Records contained in a dataset
## start

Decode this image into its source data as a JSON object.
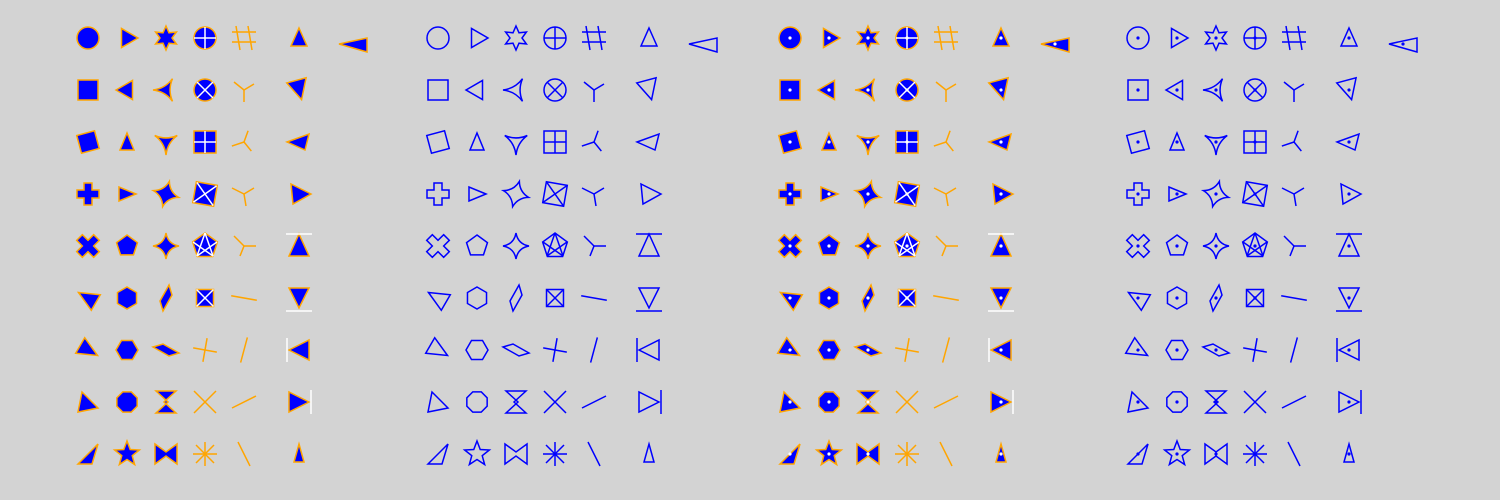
{
  "colors": {
    "background": "#d3d3d3",
    "marker_face": "#0000ff",
    "marker_edge": "#ffa500",
    "outline": "#0000ff"
  },
  "panels": [
    {
      "style": "filled",
      "center_dot": false
    },
    {
      "style": "outline",
      "center_dot": false
    },
    {
      "style": "filled",
      "center_dot": true
    },
    {
      "style": "outline",
      "center_dot": true
    }
  ],
  "marker_grid": [
    [
      "circle",
      "square",
      "diamond",
      "plus-filled",
      "x-filled",
      "triangle-left",
      "triangle-right",
      "triangle-up-left",
      "triangle-up-right"
    ],
    [
      "triangle-right-rot",
      "triangle-down-left",
      "triangle-up-small",
      "triangle-right-small",
      "pentagon",
      "hexagon",
      "hexagon-alt",
      "octagon",
      "star"
    ],
    [
      "star6",
      "tri-star-left",
      "tri-star-down",
      "star4-rot",
      "star4",
      "thin-diamond",
      "wide-diamond",
      "bowtie-vertical",
      "bowtie-horizontal"
    ],
    [
      "circle-plus",
      "circle-x",
      "square-plus",
      "square-x",
      "pentagon-x",
      "diamond-plus",
      "plus-line",
      "x-line",
      "asterisk"
    ],
    [
      "hash-open",
      "tri-down",
      "tri-up",
      "tri-left",
      "tri-right",
      "hline",
      "vline-tilt",
      "slash",
      "backslash"
    ],
    [
      "caret-up",
      "caret-down",
      "caret-left",
      "caret-right",
      "caret-up-base",
      "caret-down-base",
      "caret-left-base",
      "caret-right-base",
      "caret-small"
    ],
    [
      "caret-wide-left"
    ]
  ]
}
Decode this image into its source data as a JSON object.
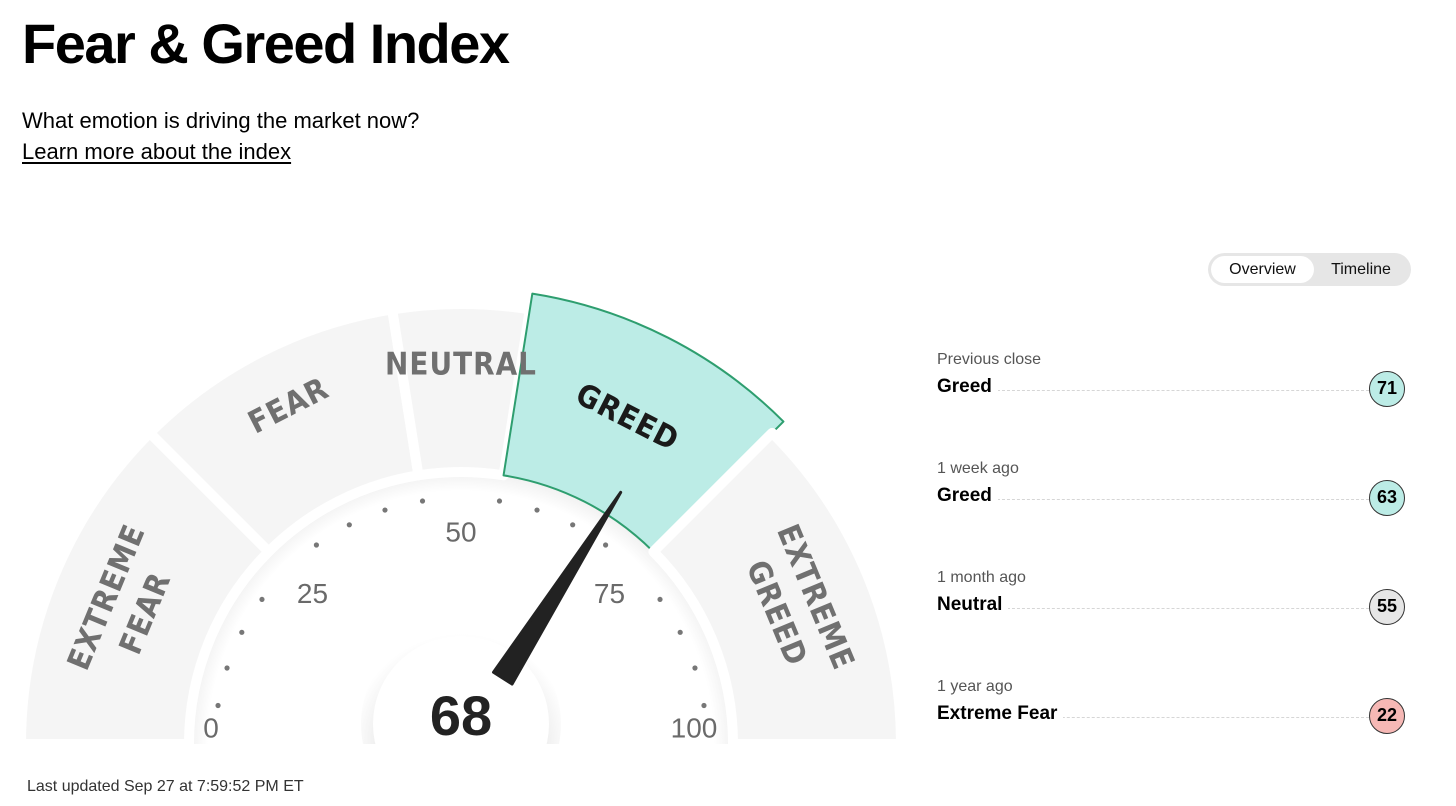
{
  "header": {
    "title": "Fear & Greed Index",
    "subtitle": "What emotion is driving the market now?",
    "learn_link": "Learn more about the index"
  },
  "view_toggle": {
    "options": [
      "Overview",
      "Timeline"
    ],
    "selected": "Overview"
  },
  "gauge": {
    "value": 68,
    "value_label": "68",
    "min": 0,
    "max": 100,
    "ticks": [
      "0",
      "25",
      "50",
      "75",
      "100"
    ],
    "active_zone": "GREED",
    "zones": [
      {
        "line1": "EXTREME",
        "line2": "FEAR",
        "from": 0,
        "to": 25
      },
      {
        "line1": "FEAR",
        "line2": "",
        "from": 25,
        "to": 45
      },
      {
        "line1": "NEUTRAL",
        "line2": "",
        "from": 45,
        "to": 55
      },
      {
        "line1": "GREED",
        "line2": "",
        "from": 55,
        "to": 75
      },
      {
        "line1": "EXTREME",
        "line2": "GREED",
        "from": 75,
        "to": 100
      }
    ],
    "colors": {
      "zone_fill": "#f5f5f5",
      "active_fill": "#bcece6",
      "active_stroke": "#2e9e6f",
      "zone_text": "#707070",
      "active_text": "#1a1a1a",
      "needle": "#222222"
    }
  },
  "last_updated": "Last updated Sep 27 at 7:59:52 PM ET",
  "history": [
    {
      "when": "Previous close",
      "label": "Greed",
      "value": "71",
      "color": "#bcece6"
    },
    {
      "when": "1 week ago",
      "label": "Greed",
      "value": "63",
      "color": "#bcece6"
    },
    {
      "when": "1 month ago",
      "label": "Neutral",
      "value": "55",
      "color": "#e6e6e6"
    },
    {
      "when": "1 year ago",
      "label": "Extreme Fear",
      "value": "22",
      "color": "#f6b8b5"
    }
  ]
}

## end

TASK DETAILS: Each line above that includes "triangle" should be shown.

ANSWER:
      "triangle-left",
      "triangle-right",
      "triangle-up-left",
      "triangle-up-right"
      "triangle-right-rot",
      "triangle-down-left",
      "triangle-up-small",
      "triangle-right-small",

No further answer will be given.